• [Extracted entries]:
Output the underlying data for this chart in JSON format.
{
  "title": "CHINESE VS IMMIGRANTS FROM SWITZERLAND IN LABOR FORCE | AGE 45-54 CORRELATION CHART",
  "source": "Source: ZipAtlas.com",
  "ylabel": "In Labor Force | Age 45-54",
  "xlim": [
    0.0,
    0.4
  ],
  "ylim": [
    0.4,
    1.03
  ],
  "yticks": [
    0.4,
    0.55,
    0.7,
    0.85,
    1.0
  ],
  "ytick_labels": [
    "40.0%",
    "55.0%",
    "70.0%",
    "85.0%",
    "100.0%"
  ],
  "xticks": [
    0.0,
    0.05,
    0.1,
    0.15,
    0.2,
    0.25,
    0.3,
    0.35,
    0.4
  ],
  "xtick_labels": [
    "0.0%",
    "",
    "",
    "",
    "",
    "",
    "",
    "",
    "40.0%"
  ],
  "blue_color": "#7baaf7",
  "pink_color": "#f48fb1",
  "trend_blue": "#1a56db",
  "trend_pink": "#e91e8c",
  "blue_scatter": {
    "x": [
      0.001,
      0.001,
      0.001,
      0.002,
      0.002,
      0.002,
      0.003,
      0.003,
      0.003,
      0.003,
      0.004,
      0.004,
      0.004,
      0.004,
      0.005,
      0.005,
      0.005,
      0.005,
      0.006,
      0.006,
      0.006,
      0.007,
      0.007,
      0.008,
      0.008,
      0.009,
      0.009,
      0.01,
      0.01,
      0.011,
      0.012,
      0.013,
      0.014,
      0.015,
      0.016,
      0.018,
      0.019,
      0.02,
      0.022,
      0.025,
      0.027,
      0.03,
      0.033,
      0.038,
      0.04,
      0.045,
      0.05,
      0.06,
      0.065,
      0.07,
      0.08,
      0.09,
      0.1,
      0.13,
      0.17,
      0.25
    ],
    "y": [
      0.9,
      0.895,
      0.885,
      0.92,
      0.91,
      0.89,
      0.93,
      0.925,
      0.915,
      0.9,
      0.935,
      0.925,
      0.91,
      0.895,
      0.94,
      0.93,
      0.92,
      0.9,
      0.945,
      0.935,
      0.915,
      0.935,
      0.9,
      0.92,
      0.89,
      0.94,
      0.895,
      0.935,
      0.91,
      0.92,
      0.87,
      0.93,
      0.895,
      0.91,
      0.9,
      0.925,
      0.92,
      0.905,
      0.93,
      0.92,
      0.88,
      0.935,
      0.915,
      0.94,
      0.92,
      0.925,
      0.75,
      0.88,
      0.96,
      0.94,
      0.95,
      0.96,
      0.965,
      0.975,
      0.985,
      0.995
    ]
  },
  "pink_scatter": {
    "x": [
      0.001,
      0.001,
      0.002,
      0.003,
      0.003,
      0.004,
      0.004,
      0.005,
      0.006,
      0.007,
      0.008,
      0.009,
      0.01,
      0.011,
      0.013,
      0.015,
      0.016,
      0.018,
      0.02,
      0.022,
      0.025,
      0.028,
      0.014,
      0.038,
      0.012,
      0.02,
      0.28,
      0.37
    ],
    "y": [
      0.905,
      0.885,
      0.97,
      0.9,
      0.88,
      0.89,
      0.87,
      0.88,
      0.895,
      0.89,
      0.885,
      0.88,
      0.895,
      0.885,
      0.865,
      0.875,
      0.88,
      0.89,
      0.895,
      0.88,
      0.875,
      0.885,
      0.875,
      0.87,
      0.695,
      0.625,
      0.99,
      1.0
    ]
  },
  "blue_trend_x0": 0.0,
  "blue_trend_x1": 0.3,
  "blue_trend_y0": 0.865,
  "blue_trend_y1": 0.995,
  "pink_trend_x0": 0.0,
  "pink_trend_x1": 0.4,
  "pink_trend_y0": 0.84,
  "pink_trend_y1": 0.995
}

• [Task brief]: Please set down the whole listing above without altering a single line.

• [Solution to the exercise]:
Output the underlying data for this chart in JSON format.
{
  "title": "CHINESE VS IMMIGRANTS FROM SWITZERLAND IN LABOR FORCE | AGE 45-54 CORRELATION CHART",
  "source": "Source: ZipAtlas.com",
  "ylabel": "In Labor Force | Age 45-54",
  "xlim": [
    0.0,
    0.4
  ],
  "ylim": [
    0.4,
    1.03
  ],
  "yticks": [
    0.4,
    0.55,
    0.7,
    0.85,
    1.0
  ],
  "ytick_labels": [
    "40.0%",
    "55.0%",
    "70.0%",
    "85.0%",
    "100.0%"
  ],
  "xticks": [
    0.0,
    0.05,
    0.1,
    0.15,
    0.2,
    0.25,
    0.3,
    0.35,
    0.4
  ],
  "xtick_labels": [
    "0.0%",
    "",
    "",
    "",
    "",
    "",
    "",
    "",
    "40.0%"
  ],
  "blue_color": "#7baaf7",
  "pink_color": "#f48fb1",
  "trend_blue": "#1a56db",
  "trend_pink": "#e91e8c",
  "blue_scatter": {
    "x": [
      0.001,
      0.001,
      0.001,
      0.002,
      0.002,
      0.002,
      0.003,
      0.003,
      0.003,
      0.003,
      0.004,
      0.004,
      0.004,
      0.004,
      0.005,
      0.005,
      0.005,
      0.005,
      0.006,
      0.006,
      0.006,
      0.007,
      0.007,
      0.008,
      0.008,
      0.009,
      0.009,
      0.01,
      0.01,
      0.011,
      0.012,
      0.013,
      0.014,
      0.015,
      0.016,
      0.018,
      0.019,
      0.02,
      0.022,
      0.025,
      0.027,
      0.03,
      0.033,
      0.038,
      0.04,
      0.045,
      0.05,
      0.06,
      0.065,
      0.07,
      0.08,
      0.09,
      0.1,
      0.13,
      0.17,
      0.25
    ],
    "y": [
      0.9,
      0.895,
      0.885,
      0.92,
      0.91,
      0.89,
      0.93,
      0.925,
      0.915,
      0.9,
      0.935,
      0.925,
      0.91,
      0.895,
      0.94,
      0.93,
      0.92,
      0.9,
      0.945,
      0.935,
      0.915,
      0.935,
      0.9,
      0.92,
      0.89,
      0.94,
      0.895,
      0.935,
      0.91,
      0.92,
      0.87,
      0.93,
      0.895,
      0.91,
      0.9,
      0.925,
      0.92,
      0.905,
      0.93,
      0.92,
      0.88,
      0.935,
      0.915,
      0.94,
      0.92,
      0.925,
      0.75,
      0.88,
      0.96,
      0.94,
      0.95,
      0.96,
      0.965,
      0.975,
      0.985,
      0.995
    ]
  },
  "pink_scatter": {
    "x": [
      0.001,
      0.001,
      0.002,
      0.003,
      0.003,
      0.004,
      0.004,
      0.005,
      0.006,
      0.007,
      0.008,
      0.009,
      0.01,
      0.011,
      0.013,
      0.015,
      0.016,
      0.018,
      0.02,
      0.022,
      0.025,
      0.028,
      0.014,
      0.038,
      0.012,
      0.02,
      0.28,
      0.37
    ],
    "y": [
      0.905,
      0.885,
      0.97,
      0.9,
      0.88,
      0.89,
      0.87,
      0.88,
      0.895,
      0.89,
      0.885,
      0.88,
      0.895,
      0.885,
      0.865,
      0.875,
      0.88,
      0.89,
      0.895,
      0.88,
      0.875,
      0.885,
      0.875,
      0.87,
      0.695,
      0.625,
      0.99,
      1.0
    ]
  },
  "blue_trend_x0": 0.0,
  "blue_trend_x1": 0.3,
  "blue_trend_y0": 0.865,
  "blue_trend_y1": 0.995,
  "pink_trend_x0": 0.0,
  "pink_trend_x1": 0.4,
  "pink_trend_y0": 0.84,
  "pink_trend_y1": 0.995
}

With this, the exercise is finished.